### TASK INPUT
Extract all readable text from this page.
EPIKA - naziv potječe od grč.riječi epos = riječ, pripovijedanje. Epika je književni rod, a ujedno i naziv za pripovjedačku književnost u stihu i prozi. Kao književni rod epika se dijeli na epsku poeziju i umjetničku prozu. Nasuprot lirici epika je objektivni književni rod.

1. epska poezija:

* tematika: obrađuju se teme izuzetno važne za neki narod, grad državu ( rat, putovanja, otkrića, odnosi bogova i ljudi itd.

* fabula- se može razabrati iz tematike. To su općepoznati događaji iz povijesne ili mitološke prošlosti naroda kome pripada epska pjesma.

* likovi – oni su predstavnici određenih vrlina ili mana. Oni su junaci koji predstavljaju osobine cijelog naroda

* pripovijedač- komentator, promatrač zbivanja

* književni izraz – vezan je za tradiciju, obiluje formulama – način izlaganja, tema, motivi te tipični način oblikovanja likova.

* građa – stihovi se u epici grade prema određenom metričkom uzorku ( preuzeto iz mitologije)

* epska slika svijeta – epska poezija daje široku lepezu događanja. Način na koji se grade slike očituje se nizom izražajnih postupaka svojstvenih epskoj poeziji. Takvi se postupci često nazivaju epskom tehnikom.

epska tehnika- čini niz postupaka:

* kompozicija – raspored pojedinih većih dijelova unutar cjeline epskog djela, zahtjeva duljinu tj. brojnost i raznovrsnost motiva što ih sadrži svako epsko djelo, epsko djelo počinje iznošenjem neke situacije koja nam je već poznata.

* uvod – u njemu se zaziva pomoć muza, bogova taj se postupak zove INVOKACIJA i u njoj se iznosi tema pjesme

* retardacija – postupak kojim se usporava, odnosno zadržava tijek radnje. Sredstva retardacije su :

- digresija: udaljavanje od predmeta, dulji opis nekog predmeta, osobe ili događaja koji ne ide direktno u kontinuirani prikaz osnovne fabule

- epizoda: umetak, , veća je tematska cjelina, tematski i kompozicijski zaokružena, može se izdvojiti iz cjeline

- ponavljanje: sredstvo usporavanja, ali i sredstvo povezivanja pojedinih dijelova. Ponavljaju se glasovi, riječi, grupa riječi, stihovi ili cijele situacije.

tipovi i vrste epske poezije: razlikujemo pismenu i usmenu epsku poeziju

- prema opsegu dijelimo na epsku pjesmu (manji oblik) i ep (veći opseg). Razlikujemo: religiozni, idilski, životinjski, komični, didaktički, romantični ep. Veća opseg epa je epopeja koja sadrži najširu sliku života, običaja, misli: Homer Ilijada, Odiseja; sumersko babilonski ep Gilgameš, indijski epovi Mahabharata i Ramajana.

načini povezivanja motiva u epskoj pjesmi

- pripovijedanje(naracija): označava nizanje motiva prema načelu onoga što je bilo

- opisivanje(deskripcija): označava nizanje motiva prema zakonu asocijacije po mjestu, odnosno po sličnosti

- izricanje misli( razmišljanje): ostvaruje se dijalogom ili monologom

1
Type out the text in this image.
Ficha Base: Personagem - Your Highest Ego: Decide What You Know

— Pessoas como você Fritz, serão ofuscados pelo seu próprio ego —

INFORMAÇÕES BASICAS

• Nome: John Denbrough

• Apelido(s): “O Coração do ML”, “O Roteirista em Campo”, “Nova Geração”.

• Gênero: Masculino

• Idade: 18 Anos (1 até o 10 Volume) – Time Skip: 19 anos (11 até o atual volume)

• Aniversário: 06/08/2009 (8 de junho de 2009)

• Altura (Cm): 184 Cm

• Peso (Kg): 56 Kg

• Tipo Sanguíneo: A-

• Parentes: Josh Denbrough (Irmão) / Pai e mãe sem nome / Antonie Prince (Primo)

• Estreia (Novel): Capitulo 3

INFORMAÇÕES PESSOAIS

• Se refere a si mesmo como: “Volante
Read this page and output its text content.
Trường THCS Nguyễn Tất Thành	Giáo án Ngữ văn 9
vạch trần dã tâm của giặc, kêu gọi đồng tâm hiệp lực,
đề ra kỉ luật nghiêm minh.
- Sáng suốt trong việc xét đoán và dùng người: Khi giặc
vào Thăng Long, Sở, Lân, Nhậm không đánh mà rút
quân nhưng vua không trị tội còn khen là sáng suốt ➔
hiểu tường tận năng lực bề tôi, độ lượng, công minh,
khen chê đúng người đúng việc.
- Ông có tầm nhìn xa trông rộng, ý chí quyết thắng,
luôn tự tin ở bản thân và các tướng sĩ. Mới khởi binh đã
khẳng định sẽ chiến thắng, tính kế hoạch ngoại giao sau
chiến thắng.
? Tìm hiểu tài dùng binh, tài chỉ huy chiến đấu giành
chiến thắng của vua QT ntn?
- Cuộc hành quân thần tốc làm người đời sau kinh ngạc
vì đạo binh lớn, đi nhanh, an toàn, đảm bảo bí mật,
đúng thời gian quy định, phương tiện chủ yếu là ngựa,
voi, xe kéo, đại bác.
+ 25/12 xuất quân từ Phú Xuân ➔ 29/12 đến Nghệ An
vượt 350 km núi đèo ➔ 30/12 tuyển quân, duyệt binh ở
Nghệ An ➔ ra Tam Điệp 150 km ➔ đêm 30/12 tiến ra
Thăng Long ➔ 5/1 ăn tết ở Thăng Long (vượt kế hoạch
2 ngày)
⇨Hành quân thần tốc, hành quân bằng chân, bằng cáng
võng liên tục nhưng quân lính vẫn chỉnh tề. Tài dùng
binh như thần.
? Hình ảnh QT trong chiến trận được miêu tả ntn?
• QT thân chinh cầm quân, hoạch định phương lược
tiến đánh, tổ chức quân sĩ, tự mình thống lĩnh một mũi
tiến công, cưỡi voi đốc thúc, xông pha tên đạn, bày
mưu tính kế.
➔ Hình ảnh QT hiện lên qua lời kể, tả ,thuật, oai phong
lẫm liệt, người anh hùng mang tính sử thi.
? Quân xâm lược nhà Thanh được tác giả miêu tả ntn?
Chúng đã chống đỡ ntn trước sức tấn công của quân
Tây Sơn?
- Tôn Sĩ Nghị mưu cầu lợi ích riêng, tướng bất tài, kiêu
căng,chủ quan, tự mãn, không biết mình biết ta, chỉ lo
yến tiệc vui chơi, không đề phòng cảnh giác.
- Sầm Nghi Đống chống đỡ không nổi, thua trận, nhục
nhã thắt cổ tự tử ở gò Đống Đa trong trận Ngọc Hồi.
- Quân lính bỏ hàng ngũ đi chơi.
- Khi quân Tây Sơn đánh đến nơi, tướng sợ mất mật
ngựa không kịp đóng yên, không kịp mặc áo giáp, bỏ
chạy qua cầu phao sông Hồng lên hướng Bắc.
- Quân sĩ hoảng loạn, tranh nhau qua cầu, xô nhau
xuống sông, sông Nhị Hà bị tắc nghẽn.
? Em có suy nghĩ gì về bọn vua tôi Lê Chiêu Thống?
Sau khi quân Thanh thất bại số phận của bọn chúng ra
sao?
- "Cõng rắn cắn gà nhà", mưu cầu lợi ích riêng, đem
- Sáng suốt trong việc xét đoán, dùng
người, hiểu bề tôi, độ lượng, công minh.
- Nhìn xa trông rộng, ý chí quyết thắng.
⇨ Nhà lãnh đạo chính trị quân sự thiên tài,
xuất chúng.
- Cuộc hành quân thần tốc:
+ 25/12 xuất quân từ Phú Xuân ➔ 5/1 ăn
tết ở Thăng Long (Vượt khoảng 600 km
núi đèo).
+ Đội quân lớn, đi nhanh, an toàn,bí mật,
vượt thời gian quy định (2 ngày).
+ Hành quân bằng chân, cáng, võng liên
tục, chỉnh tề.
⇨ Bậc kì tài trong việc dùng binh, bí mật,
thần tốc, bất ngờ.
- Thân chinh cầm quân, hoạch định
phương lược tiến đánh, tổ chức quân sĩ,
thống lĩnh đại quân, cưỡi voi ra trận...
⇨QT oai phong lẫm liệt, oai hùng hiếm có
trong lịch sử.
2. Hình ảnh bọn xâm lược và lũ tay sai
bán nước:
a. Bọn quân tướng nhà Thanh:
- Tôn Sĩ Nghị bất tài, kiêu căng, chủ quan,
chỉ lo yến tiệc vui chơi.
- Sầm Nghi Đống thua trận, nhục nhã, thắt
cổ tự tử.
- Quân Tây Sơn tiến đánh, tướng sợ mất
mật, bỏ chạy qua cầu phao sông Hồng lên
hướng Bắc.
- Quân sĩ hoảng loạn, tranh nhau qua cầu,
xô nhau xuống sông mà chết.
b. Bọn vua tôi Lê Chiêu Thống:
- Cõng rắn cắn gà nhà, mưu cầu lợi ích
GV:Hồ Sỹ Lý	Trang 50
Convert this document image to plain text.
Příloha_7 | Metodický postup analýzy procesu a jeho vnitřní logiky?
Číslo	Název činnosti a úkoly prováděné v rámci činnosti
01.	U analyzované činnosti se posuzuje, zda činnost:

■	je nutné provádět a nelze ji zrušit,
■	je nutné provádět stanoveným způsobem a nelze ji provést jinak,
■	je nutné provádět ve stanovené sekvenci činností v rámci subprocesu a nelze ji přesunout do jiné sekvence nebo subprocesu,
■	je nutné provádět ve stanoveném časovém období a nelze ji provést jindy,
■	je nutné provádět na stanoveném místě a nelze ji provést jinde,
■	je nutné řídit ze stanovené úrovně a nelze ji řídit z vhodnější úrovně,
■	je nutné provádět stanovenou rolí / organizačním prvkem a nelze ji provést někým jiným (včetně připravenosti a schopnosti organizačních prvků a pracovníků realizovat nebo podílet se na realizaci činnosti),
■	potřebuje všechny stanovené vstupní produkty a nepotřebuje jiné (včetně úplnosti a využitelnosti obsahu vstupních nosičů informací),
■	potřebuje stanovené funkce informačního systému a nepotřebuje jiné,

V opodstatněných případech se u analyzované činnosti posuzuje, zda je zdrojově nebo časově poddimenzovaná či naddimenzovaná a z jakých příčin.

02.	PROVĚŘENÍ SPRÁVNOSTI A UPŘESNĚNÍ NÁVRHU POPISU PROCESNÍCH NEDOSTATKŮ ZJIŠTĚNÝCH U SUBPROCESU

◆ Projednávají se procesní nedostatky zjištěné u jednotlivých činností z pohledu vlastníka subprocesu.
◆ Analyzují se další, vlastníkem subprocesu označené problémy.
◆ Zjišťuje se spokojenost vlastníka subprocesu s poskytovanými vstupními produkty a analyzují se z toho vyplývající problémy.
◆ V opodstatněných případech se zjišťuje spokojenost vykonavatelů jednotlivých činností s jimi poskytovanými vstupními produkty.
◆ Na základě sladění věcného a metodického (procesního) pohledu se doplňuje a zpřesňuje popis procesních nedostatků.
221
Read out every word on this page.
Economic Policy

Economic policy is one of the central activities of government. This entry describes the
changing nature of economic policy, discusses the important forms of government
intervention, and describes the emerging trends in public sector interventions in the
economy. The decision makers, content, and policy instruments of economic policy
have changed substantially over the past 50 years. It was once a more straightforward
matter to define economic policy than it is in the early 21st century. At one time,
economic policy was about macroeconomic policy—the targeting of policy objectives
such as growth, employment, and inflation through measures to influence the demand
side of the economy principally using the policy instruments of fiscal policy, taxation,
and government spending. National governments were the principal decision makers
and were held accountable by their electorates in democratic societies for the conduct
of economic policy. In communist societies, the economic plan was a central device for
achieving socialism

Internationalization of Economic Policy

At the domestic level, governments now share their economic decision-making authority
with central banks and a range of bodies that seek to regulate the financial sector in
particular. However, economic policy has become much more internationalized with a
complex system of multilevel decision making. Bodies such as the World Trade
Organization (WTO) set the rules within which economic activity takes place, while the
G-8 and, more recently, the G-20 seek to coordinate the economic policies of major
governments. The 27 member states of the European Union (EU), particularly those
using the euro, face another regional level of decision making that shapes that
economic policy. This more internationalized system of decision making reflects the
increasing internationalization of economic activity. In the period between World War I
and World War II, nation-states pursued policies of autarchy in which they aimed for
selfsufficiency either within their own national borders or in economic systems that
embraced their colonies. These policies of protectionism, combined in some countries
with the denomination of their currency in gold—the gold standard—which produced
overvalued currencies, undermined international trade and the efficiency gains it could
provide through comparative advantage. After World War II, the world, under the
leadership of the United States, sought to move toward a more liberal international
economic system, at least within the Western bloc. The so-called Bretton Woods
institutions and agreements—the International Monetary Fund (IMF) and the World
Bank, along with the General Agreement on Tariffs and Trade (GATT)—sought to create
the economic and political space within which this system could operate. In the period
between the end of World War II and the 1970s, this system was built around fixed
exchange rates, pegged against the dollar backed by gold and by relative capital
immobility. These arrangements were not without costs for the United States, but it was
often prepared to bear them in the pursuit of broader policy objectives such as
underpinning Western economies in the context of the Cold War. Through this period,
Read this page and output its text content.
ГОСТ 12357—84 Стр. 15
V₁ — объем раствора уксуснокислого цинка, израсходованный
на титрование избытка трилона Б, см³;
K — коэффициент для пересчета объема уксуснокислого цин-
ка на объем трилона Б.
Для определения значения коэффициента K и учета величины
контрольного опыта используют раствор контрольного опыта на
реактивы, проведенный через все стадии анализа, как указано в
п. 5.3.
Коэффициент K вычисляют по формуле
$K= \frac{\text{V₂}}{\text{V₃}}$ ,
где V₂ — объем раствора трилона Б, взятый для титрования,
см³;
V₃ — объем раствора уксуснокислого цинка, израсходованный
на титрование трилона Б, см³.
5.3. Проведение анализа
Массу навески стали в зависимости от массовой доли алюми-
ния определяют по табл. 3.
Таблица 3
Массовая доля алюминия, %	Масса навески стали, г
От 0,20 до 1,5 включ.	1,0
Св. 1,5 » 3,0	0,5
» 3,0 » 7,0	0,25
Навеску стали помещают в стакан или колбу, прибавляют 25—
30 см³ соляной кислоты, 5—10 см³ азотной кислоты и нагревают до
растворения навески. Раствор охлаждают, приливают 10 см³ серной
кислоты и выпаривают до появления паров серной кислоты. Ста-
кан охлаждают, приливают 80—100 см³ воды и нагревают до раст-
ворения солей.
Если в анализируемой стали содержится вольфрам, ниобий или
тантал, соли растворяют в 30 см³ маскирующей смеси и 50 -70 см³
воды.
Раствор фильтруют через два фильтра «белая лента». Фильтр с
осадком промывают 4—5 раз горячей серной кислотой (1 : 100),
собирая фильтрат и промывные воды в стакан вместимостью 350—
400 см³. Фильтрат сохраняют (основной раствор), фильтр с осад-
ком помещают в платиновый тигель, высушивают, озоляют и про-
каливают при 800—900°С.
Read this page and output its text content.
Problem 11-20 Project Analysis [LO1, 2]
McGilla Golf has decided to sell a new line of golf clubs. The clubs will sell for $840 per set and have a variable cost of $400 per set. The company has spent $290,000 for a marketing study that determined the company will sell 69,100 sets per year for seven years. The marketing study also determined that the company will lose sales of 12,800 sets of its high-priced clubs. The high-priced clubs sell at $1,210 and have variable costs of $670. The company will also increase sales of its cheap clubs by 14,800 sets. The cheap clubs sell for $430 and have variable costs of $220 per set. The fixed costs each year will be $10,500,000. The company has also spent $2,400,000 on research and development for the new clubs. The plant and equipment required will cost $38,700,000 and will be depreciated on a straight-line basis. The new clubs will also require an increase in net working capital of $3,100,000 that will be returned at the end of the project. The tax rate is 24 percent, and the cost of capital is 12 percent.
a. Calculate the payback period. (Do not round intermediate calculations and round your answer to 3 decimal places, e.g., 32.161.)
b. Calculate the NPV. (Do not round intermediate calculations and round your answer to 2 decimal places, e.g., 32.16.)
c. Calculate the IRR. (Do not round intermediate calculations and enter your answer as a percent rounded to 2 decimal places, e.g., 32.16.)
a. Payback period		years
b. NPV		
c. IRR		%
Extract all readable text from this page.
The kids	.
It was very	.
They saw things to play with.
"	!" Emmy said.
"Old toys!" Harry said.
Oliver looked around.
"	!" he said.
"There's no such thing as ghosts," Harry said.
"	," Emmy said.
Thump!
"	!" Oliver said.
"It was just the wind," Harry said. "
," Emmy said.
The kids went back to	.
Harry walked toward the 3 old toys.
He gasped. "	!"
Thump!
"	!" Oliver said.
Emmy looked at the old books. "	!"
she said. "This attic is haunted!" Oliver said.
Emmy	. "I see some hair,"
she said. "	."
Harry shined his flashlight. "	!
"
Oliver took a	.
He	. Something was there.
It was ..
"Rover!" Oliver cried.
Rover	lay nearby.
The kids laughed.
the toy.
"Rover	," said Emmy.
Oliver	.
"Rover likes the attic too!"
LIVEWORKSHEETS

### TASK PROMPT
Within the material above, find the lines that contain the word "could"; copy them.

### ANSWER TO THIS TASK
overvalued currencies, undermined international trade and the efficiency gains it could
the economic and political space within which this system could operate. In the period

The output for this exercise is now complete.